### YOUR TASK
Copy out every line in which the string "name" occurs.

### THE DATA
>>>

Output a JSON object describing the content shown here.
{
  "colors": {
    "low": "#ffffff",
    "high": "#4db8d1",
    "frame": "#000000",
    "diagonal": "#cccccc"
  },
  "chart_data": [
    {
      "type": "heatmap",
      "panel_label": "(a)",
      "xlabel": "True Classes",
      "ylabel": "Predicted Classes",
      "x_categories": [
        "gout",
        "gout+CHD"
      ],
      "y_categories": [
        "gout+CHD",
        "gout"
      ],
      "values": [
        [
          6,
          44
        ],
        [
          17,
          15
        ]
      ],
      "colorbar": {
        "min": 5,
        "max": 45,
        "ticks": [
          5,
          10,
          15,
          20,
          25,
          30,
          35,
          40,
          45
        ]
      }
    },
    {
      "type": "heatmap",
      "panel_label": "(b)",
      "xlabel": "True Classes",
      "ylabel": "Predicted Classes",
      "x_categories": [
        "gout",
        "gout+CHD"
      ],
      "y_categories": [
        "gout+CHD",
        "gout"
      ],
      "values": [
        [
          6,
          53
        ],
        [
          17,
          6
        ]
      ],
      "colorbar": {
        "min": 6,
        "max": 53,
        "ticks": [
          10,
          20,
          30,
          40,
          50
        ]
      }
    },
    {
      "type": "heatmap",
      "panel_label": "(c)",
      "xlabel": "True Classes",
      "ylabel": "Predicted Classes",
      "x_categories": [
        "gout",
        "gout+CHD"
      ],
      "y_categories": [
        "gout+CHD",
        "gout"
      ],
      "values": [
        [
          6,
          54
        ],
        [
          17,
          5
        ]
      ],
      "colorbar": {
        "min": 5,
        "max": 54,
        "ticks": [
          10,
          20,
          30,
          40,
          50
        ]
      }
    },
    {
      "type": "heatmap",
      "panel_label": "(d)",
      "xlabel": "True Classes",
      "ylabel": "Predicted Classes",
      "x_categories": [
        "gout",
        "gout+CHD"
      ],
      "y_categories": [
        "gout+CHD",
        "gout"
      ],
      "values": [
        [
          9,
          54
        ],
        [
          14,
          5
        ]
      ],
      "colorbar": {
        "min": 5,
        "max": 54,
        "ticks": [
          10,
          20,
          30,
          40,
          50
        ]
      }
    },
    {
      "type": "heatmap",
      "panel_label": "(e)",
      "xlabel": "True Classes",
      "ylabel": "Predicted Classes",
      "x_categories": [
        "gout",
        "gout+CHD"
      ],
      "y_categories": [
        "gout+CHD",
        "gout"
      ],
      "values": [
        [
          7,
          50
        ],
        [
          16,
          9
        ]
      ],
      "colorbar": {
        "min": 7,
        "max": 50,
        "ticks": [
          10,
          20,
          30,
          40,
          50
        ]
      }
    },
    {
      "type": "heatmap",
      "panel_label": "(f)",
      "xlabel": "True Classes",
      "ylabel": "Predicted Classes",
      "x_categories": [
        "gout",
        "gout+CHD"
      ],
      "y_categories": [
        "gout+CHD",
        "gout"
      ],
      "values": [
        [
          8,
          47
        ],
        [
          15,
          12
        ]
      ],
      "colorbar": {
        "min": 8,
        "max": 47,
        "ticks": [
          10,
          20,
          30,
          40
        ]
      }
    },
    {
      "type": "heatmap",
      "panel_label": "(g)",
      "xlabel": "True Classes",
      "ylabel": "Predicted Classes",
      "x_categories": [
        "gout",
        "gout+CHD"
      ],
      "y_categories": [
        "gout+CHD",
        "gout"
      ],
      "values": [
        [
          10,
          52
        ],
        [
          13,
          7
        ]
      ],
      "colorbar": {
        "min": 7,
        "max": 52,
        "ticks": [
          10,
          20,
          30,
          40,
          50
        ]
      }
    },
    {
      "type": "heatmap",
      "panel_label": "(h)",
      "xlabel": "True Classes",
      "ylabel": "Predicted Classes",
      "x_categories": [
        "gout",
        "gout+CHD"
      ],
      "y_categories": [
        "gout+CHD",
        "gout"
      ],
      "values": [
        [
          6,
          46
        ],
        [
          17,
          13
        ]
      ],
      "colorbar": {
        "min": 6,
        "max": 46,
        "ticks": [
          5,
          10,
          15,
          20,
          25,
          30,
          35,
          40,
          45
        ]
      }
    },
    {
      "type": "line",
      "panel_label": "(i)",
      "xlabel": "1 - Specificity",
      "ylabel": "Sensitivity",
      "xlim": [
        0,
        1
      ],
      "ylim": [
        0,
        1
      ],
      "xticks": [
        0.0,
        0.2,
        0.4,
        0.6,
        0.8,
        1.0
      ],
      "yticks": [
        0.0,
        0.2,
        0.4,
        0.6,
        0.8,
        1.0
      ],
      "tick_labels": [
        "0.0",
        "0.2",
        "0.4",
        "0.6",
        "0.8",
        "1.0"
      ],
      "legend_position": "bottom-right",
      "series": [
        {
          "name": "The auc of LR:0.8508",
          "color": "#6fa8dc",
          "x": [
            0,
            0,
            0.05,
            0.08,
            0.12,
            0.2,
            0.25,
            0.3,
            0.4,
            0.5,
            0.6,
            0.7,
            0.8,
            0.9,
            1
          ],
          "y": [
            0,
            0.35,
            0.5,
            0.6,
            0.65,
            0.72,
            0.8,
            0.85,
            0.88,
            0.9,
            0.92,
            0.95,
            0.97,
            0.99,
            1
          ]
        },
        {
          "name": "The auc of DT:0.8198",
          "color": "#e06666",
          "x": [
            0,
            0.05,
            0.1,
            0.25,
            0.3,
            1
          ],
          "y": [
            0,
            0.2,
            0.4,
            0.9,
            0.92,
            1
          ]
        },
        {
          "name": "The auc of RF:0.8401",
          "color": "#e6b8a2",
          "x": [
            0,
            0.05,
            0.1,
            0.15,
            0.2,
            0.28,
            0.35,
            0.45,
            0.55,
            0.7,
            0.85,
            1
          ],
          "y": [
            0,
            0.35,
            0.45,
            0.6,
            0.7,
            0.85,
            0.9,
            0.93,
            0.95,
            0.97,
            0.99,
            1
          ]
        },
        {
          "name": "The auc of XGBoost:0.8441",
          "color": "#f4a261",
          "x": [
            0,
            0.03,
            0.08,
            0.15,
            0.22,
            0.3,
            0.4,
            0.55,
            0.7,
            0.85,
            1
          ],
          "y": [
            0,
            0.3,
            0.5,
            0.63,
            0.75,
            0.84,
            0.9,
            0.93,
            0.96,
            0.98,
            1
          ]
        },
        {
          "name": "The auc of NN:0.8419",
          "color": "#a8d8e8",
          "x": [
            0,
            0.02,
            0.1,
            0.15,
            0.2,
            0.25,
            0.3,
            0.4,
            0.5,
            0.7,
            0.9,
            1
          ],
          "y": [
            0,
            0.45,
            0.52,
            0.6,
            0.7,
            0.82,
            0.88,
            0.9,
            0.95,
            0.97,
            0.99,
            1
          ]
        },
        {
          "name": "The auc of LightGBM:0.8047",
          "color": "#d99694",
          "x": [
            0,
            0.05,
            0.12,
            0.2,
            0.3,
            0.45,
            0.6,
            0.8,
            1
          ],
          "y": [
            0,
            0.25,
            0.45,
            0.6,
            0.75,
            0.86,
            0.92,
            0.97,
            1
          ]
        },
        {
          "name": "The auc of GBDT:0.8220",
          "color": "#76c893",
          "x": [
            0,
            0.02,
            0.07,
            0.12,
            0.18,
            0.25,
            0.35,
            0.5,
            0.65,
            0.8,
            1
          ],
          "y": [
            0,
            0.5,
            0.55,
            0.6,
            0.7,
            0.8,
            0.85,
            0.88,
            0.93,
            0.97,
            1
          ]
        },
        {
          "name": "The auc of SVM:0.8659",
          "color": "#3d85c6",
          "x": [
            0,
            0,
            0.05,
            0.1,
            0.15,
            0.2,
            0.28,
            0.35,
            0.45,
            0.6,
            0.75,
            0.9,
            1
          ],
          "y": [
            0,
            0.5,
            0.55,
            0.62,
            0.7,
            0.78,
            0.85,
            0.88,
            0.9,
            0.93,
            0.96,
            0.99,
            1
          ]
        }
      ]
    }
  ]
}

<<<

### IN RESPONSE
          "name": "The auc of LR:0.8508",
          "name": "The auc of DT:0.8198",
          "name": "The auc of RF:0.8401",
          "name": "The auc of XGBoost:0.8441",
          "name": "The auc of NN:0.8419",
          "name": "The auc of LightGBM:0.8047",
          "name": "The auc of GBDT:0.8220",
          "name": "The auc of SVM:0.8659",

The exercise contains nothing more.